[Dataset extract]:
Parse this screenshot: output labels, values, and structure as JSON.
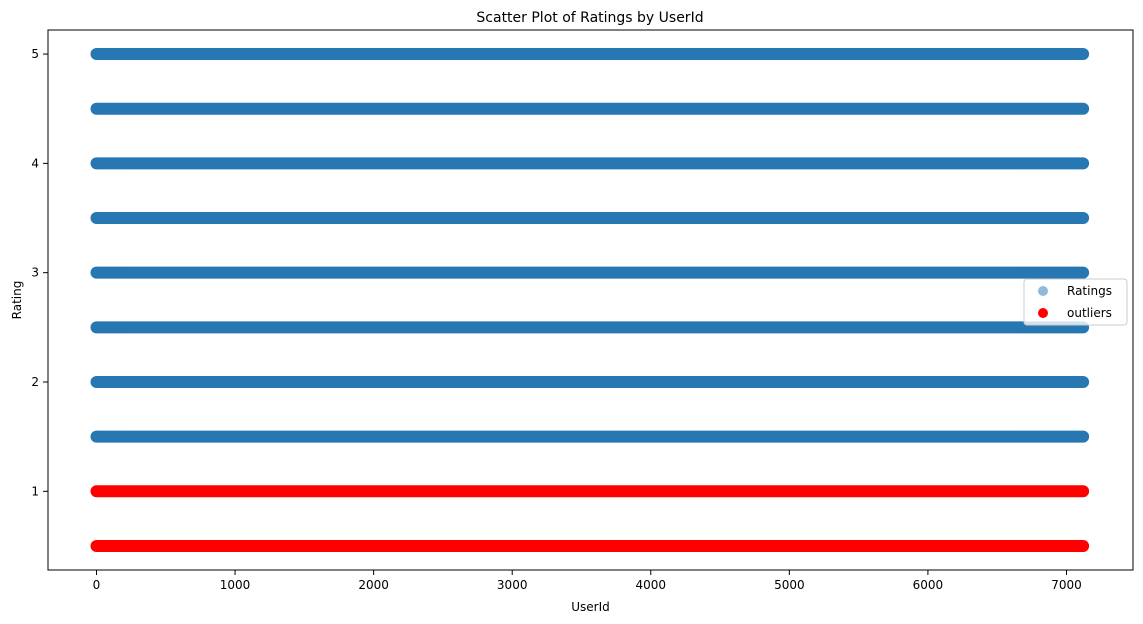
{
  "chart_data": {
    "type": "scatter",
    "title": "Scatter Plot of Ratings by UserId",
    "xlabel": "UserId",
    "ylabel": "Rating",
    "xlim": [
      -350,
      7480
    ],
    "ylim": [
      0.28,
      5.22
    ],
    "x_ticks": [
      0,
      1000,
      2000,
      3000,
      4000,
      5000,
      6000,
      7000
    ],
    "y_ticks": [
      1,
      2,
      3,
      4,
      5
    ],
    "x_range": [
      0,
      7120
    ],
    "grid": false,
    "legend_position": "center-right",
    "series": [
      {
        "name": "Ratings",
        "color": "#1f77b4",
        "alpha": 0.5,
        "levels": [
          1.5,
          2.0,
          2.5,
          3.0,
          3.5,
          4.0,
          4.5,
          5.0
        ]
      },
      {
        "name": "outliers",
        "color": "#ff0000",
        "alpha": 1.0,
        "levels": [
          0.5,
          1.0
        ]
      }
    ]
  }
}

[Required work]: Repeat the material verbatim. Do not carry over any picture.

[Solution to the problem]:
Parse this screenshot: output labels, values, and structure as JSON.
{
  "chart_data": {
    "type": "scatter",
    "title": "Scatter Plot of Ratings by UserId",
    "xlabel": "UserId",
    "ylabel": "Rating",
    "xlim": [
      -350,
      7480
    ],
    "ylim": [
      0.28,
      5.22
    ],
    "x_ticks": [
      0,
      1000,
      2000,
      3000,
      4000,
      5000,
      6000,
      7000
    ],
    "y_ticks": [
      1,
      2,
      3,
      4,
      5
    ],
    "x_range": [
      0,
      7120
    ],
    "grid": false,
    "legend_position": "center-right",
    "series": [
      {
        "name": "Ratings",
        "color": "#1f77b4",
        "alpha": 0.5,
        "levels": [
          1.5,
          2.0,
          2.5,
          3.0,
          3.5,
          4.0,
          4.5,
          5.0
        ]
      },
      {
        "name": "outliers",
        "color": "#ff0000",
        "alpha": 1.0,
        "levels": [
          0.5,
          1.0
        ]
      }
    ]
  }
}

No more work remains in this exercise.